▶ [WORK REQUIRED]: Pictures don't belong in the copy; print all the records exactly.

━━━━━ DATA EXTRACT ━━━━━

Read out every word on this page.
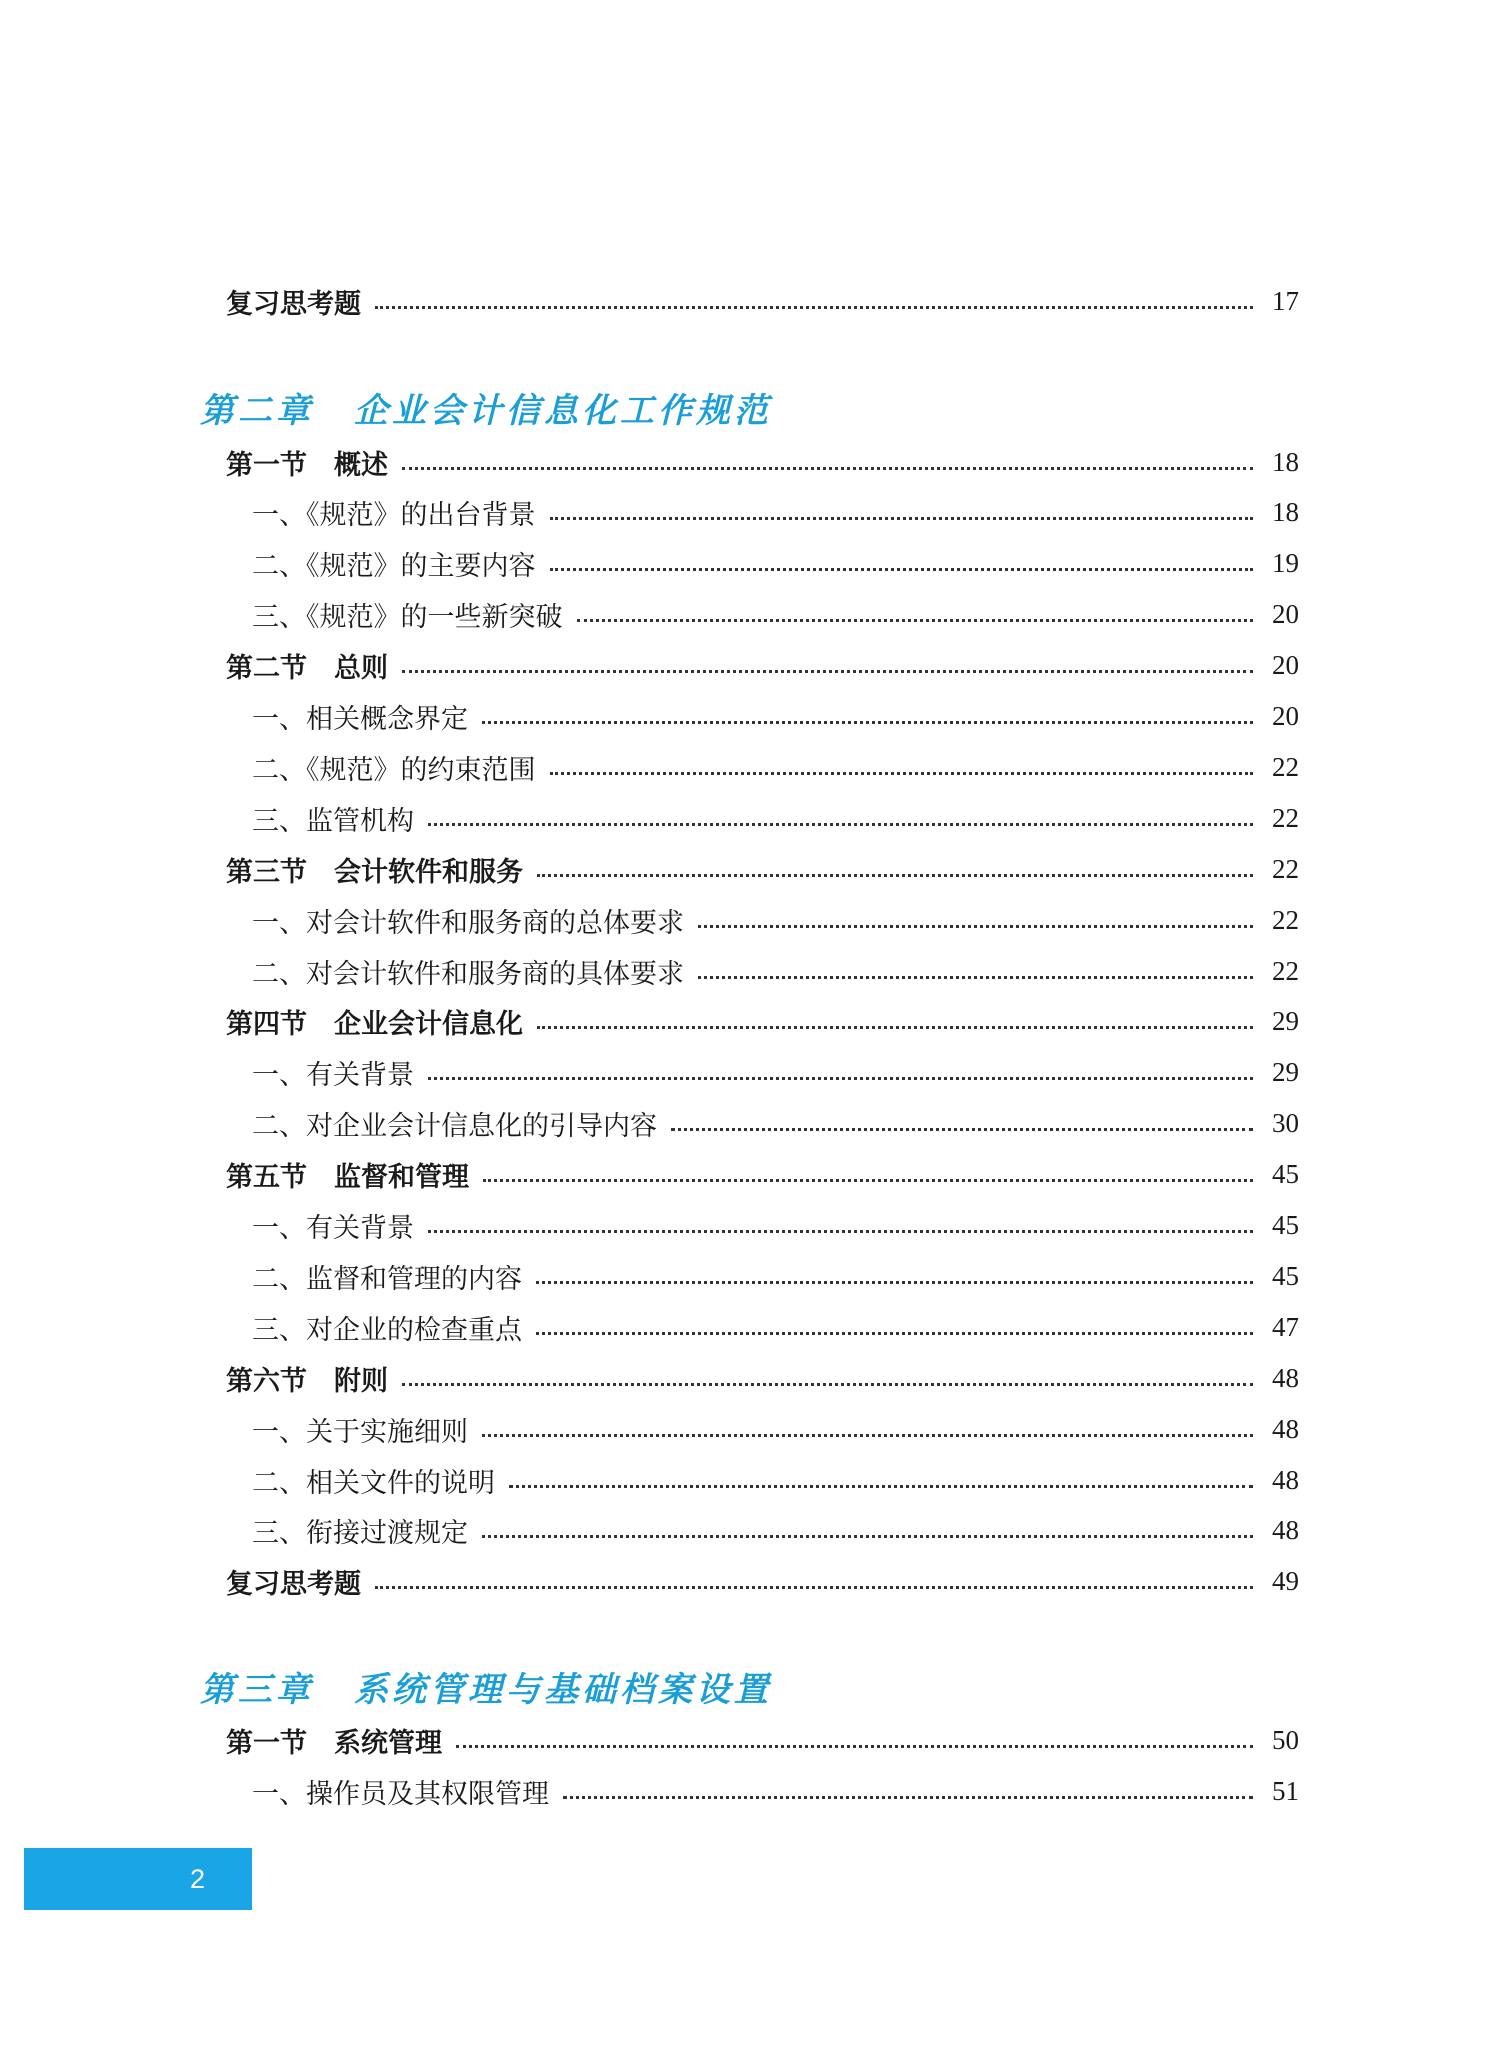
复习思考题	17
第二章 企业会计信息化工作规范
第一节　概述	18
一、《规范》的出台背景	18
二、《规范》的主要内容	19
三、《规范》的一些新突破	20
第二节　总则	20
一、相关概念界定	20
二、《规范》的约束范围	22
三、监管机构	22
第三节　会计软件和服务	22
一、对会计软件和服务商的总体要求	22
二、对会计软件和服务商的具体要求	22
第四节　企业会计信息化	29
一、有关背景	29
二、对企业会计信息化的引导内容	30
第五节　监督和管理	45
一、有关背景	45
二、监督和管理的内容	45
三、对企业的检查重点	47
第六节　附则	48
一、关于实施细则	48
二、相关文件的说明	48
三、衔接过渡规定	48
复习思考题	49
第三章 系统管理与基础档案设置
第一节　系统管理	50
一、操作员及其权限管理	51
2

━━━━━

▶ [RESULT FOR THIS EXERCISE]:
Read out every word on this page.
复习思考题	17
第二章 企业会计信息化工作规范
第一节　概述	18
一、《规范》的出台背景	18
二、《规范》的主要内容	19
三、《规范》的一些新突破	20
第二节　总则	20
一、相关概念界定	20
二、《规范》的约束范围	22
三、监管机构	22
第三节　会计软件和服务	22
一、对会计软件和服务商的总体要求	22
二、对会计软件和服务商的具体要求	22
第四节　企业会计信息化	29
一、有关背景	29
二、对企业会计信息化的引导内容	30
第五节　监督和管理	45
一、有关背景	45
二、监督和管理的内容	45
三、对企业的检查重点	47
第六节　附则	48
一、关于实施细则	48
二、相关文件的说明	48
三、衔接过渡规定	48
复习思考题	49
第三章 系统管理与基础档案设置
第一节　系统管理	50
一、操作员及其权限管理	51
2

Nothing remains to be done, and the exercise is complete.